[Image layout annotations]
◇ ◇ ◇
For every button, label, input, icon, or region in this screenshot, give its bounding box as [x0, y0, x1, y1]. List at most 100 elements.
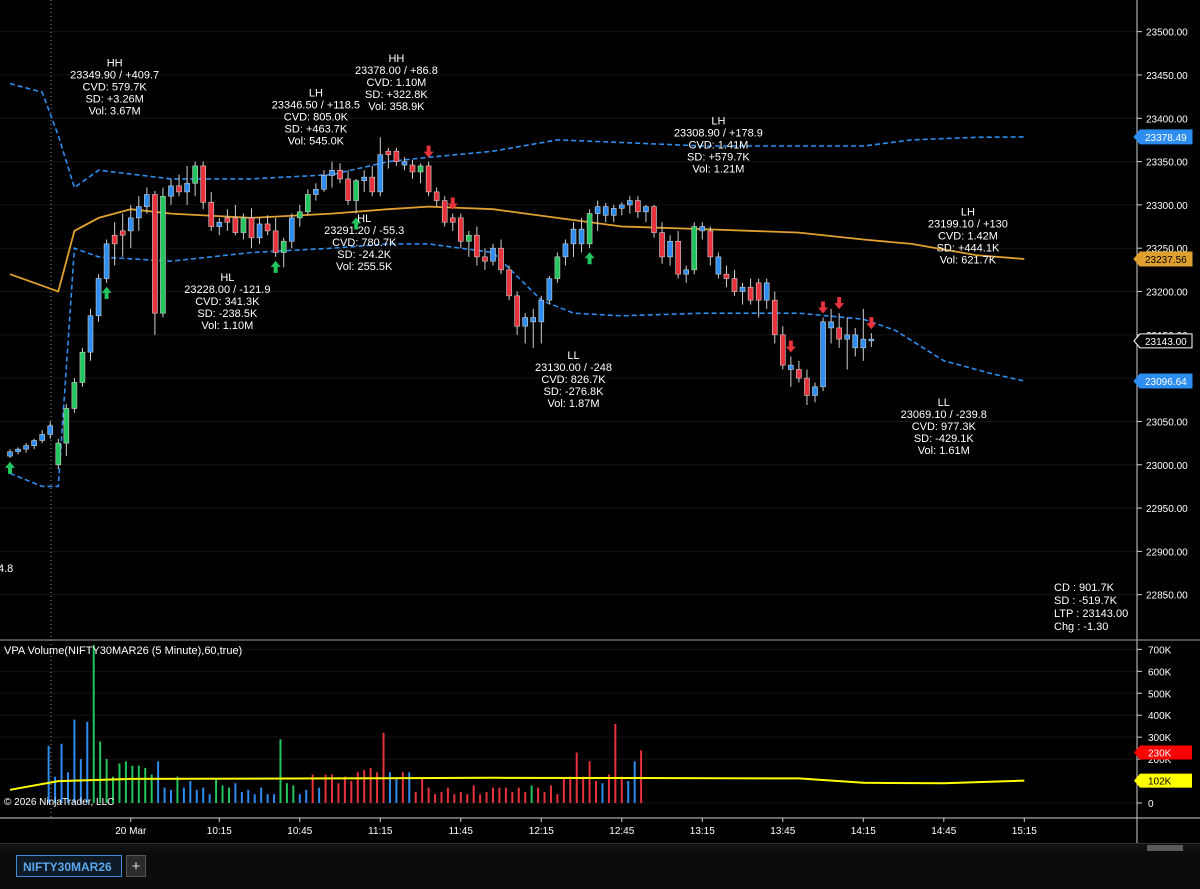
candle-body: [79, 351, 86, 383]
up-arrow-icon: [5, 461, 15, 474]
candle-body: [152, 194, 158, 314]
candle-body: [184, 182, 190, 193]
candle-body: [538, 299, 545, 323]
swing-label-line: Vol: 621.7K: [940, 254, 997, 266]
candle-body: [305, 194, 311, 213]
info-box-line: CD : 901.7K: [1054, 582, 1115, 594]
price-tick-label: 22950.00: [1146, 504, 1188, 515]
candle: [353, 178, 359, 214]
candle-body: [755, 282, 762, 301]
candle-body: [457, 217, 464, 242]
candle: [570, 222, 577, 257]
candle-body: [675, 240, 681, 275]
tab-nifty30mar26[interactable]: NIFTY30MAR26: [16, 855, 122, 877]
price-marker-label: 23378.49: [1145, 133, 1187, 144]
candle: [152, 191, 158, 335]
candle: [618, 202, 625, 216]
candle-body: [176, 185, 182, 193]
candle: [610, 204, 617, 223]
candle-body: [667, 240, 673, 258]
time-tick-label: 13:45: [770, 826, 795, 837]
candle-body: [771, 299, 778, 336]
candle-body: [844, 334, 851, 340]
down-arrow-icon: [423, 145, 434, 158]
candle-body: [763, 282, 770, 301]
swing-label-line: CVD: 341.3K: [195, 296, 260, 308]
candle: [192, 161, 198, 197]
up-arrow-icon: [351, 217, 362, 230]
price-tick-label: 23000.00: [1146, 461, 1188, 472]
time-axis: 20 Mar 10:15 10:45 11:15 11:45 12:15 12:45 13:1…: [115, 818, 1037, 837]
candle: [345, 170, 351, 205]
candle-body: [103, 243, 110, 279]
candle-body: [643, 206, 649, 213]
price-marker-label: 23237.56: [1145, 255, 1187, 266]
price-marker-tag: [1133, 251, 1193, 267]
candles: [7, 137, 875, 470]
volume-marker-label: 102K: [1148, 777, 1172, 788]
swing-label-line: HL: [357, 213, 371, 225]
price-tick-label: 22850.00: [1146, 591, 1188, 602]
candle: [232, 204, 239, 236]
candle: [739, 282, 746, 305]
candle: [651, 204, 657, 238]
candle-body: [272, 230, 279, 253]
candle-body: [691, 226, 698, 271]
candle: [771, 291, 778, 344]
candle-body: [522, 317, 529, 327]
candle: [482, 248, 488, 270]
time-tick-label: 15:15: [1012, 826, 1037, 837]
time-tick-label: 10:45: [287, 826, 312, 837]
candle-body: [248, 217, 255, 239]
swing-label-line: Vol: 1.10M: [201, 320, 253, 332]
volume-tick-label: 200K: [1148, 755, 1172, 766]
candle: [490, 243, 496, 266]
swing-label-line: 23308.90 / +178.9: [674, 127, 763, 139]
candle: [820, 317, 826, 392]
candle-body: [635, 200, 641, 213]
candle-body: [490, 247, 496, 262]
add-tab-button[interactable]: +: [126, 855, 146, 877]
candle: [763, 278, 770, 309]
candle-body: [651, 206, 657, 233]
price-tick-label: 22900.00: [1146, 547, 1188, 558]
price-marker-label: 23143.00: [1145, 337, 1187, 348]
candle-body: [353, 180, 359, 201]
tab-bar: NIFTY30MAR26 +: [0, 851, 1200, 889]
swing-label-line: CVD: 1.42M: [938, 230, 998, 242]
candle-body: [498, 247, 504, 271]
candle: [63, 404, 70, 457]
price-tick-label: 23500.00: [1146, 28, 1188, 39]
candle: [828, 308, 834, 344]
price-tick-label: 23400.00: [1146, 114, 1188, 125]
candle: [667, 235, 673, 266]
swing-label-line: 23130.00 / -248: [535, 362, 612, 374]
swing-label-line: SD: -24.2K: [337, 249, 391, 261]
volume-marker-tag: [1134, 773, 1192, 788]
candle: [417, 163, 424, 184]
candle: [87, 308, 94, 361]
candle-body: [482, 256, 488, 262]
candle: [506, 265, 512, 301]
candle-body: [699, 226, 706, 232]
swing-label-line: LL: [938, 397, 950, 409]
time-tick-label: 12:15: [529, 826, 554, 837]
candle-body: [610, 208, 617, 216]
copyright-text: © 2026 NinjaTrader, LLC: [4, 797, 114, 808]
lower-band-line: [9, 243, 1025, 488]
candle-body: [55, 442, 62, 466]
price-marker: 23096.64: [1133, 373, 1193, 389]
volume-tick-label: 0: [1148, 799, 1154, 810]
price-tick-label: 23050.00: [1146, 417, 1188, 428]
scrollbar-thumb[interactable]: [1147, 845, 1183, 851]
candle-body: [361, 176, 368, 181]
horizontal-scrollbar[interactable]: [0, 843, 1200, 852]
swing-label-line: LH: [309, 88, 323, 100]
candle: [288, 213, 295, 249]
candle-body: [160, 195, 166, 314]
candle: [216, 217, 223, 236]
◇ ◇ ◇
• **What the task asks**: Reproduce the listing with every occurrence of "candle-body" replaced by "bar-body", keeping everything else unchanged and omitting the picture lines.

• **Final result**:
For every button, label, input, icon, or region in this screenshot, give its bounding box as [x0, y0, x1, y1]. List at most 100 elements.
bar-body: [79, 351, 86, 383]
up-arrow-icon: [5, 461, 15, 474]
bar-body: [152, 194, 158, 314]
bar-body: [184, 182, 190, 193]
bar-body: [538, 299, 545, 323]
swing-label-line: Vol: 621.7K: [940, 254, 997, 266]
bar-body: [305, 194, 311, 213]
info-box-line: CD : 901.7K: [1054, 582, 1115, 594]
price-tick-label: 22950.00: [1146, 504, 1188, 515]
candle: [353, 178, 359, 214]
bar-body: [755, 282, 762, 301]
bar-body: [457, 217, 464, 242]
candle: [570, 222, 577, 257]
bar-body: [675, 240, 681, 275]
tab-nifty30mar26[interactable]: NIFTY30MAR26: [16, 855, 122, 877]
price-marker-label: 23378.49: [1145, 133, 1187, 144]
candle: [152, 191, 158, 335]
candle: [618, 202, 625, 216]
bar-body: [176, 185, 182, 193]
candle: [610, 204, 617, 223]
bar-body: [667, 240, 673, 258]
time-tick-label: 13:45: [770, 826, 795, 837]
bar-body: [771, 299, 778, 336]
bar-body: [844, 334, 851, 340]
down-arrow-icon: [423, 145, 434, 158]
bar-body: [763, 282, 770, 301]
swing-label-line: CVD: 341.3K: [195, 296, 260, 308]
candle: [192, 161, 198, 197]
up-arrow-icon: [351, 217, 362, 230]
price-tick-label: 23000.00: [1146, 461, 1188, 472]
time-axis: 20 Mar 10:15 10:45 11:15 11:45 12:15 12:45 13:1…: [115, 818, 1037, 837]
candle: [345, 170, 351, 205]
bar-body: [103, 243, 110, 279]
bar-body: [643, 206, 649, 213]
price-marker-label: 23237.56: [1145, 255, 1187, 266]
price-marker-tag: [1133, 251, 1193, 267]
candles: [7, 137, 875, 470]
volume-marker-label: 102K: [1148, 777, 1172, 788]
swing-label-line: HL: [357, 213, 371, 225]
price-tick-label: 22850.00: [1146, 591, 1188, 602]
candle: [232, 204, 239, 236]
candle: [739, 282, 746, 305]
candle: [651, 204, 657, 238]
bar-body: [272, 230, 279, 253]
bar-body: [691, 226, 698, 271]
candle: [771, 291, 778, 344]
bar-body: [522, 317, 529, 327]
candle: [482, 248, 488, 270]
time-tick-label: 15:15: [1012, 826, 1037, 837]
time-tick-label: 10:45: [287, 826, 312, 837]
bar-body: [248, 217, 255, 239]
swing-label-line: Vol: 1.10M: [201, 320, 253, 332]
volume-tick-label: 200K: [1148, 755, 1172, 766]
candle: [490, 243, 496, 266]
swing-label-line: 23308.90 / +178.9: [674, 127, 763, 139]
candle: [820, 317, 826, 392]
bar-body: [635, 200, 641, 213]
bar-body: [490, 247, 496, 262]
add-tab-button[interactable]: +: [126, 855, 146, 877]
candle: [763, 278, 770, 309]
bar-body: [651, 206, 657, 233]
price-tick-label: 22900.00: [1146, 547, 1188, 558]
price-marker-label: 23143.00: [1145, 337, 1187, 348]
bar-body: [353, 180, 359, 201]
tab-bar: NIFTY30MAR26 +: [0, 851, 1200, 889]
swing-label-line: CVD: 1.42M: [938, 230, 998, 242]
bar-body: [498, 247, 504, 271]
candle: [63, 404, 70, 457]
price-tick-label: 23500.00: [1146, 28, 1188, 39]
candle: [828, 308, 834, 344]
price-tick-label: 23400.00: [1146, 114, 1188, 125]
candle: [667, 235, 673, 266]
swing-label-line: 23130.00 / -248: [535, 362, 612, 374]
swing-label-line: SD: -24.2K: [337, 249, 391, 261]
volume-marker-tag: [1134, 773, 1192, 788]
candle: [417, 163, 424, 184]
candle: [87, 308, 94, 361]
bar-body: [482, 256, 488, 262]
candle: [506, 265, 512, 301]
bar-body: [699, 226, 706, 232]
swing-label-line: LL: [938, 397, 950, 409]
time-tick-label: 12:15: [529, 826, 554, 837]
bar-body: [610, 208, 617, 216]
copyright-text: © 2026 NinjaTrader, LLC: [4, 797, 114, 808]
lower-band-line: [9, 243, 1025, 488]
bar-body: [55, 442, 62, 466]
price-marker: 23096.64: [1133, 373, 1193, 389]
volume-tick-label: 0: [1148, 799, 1154, 810]
price-tick-label: 23050.00: [1146, 417, 1188, 428]
scrollbar-thumb[interactable]: [1147, 845, 1183, 851]
bar-body: [361, 176, 368, 181]
horizontal-scrollbar[interactable]: [0, 843, 1200, 852]
swing-label-line: LH: [309, 88, 323, 100]
candle: [288, 213, 295, 249]
bar-body: [160, 195, 166, 314]
candle: [216, 217, 223, 236]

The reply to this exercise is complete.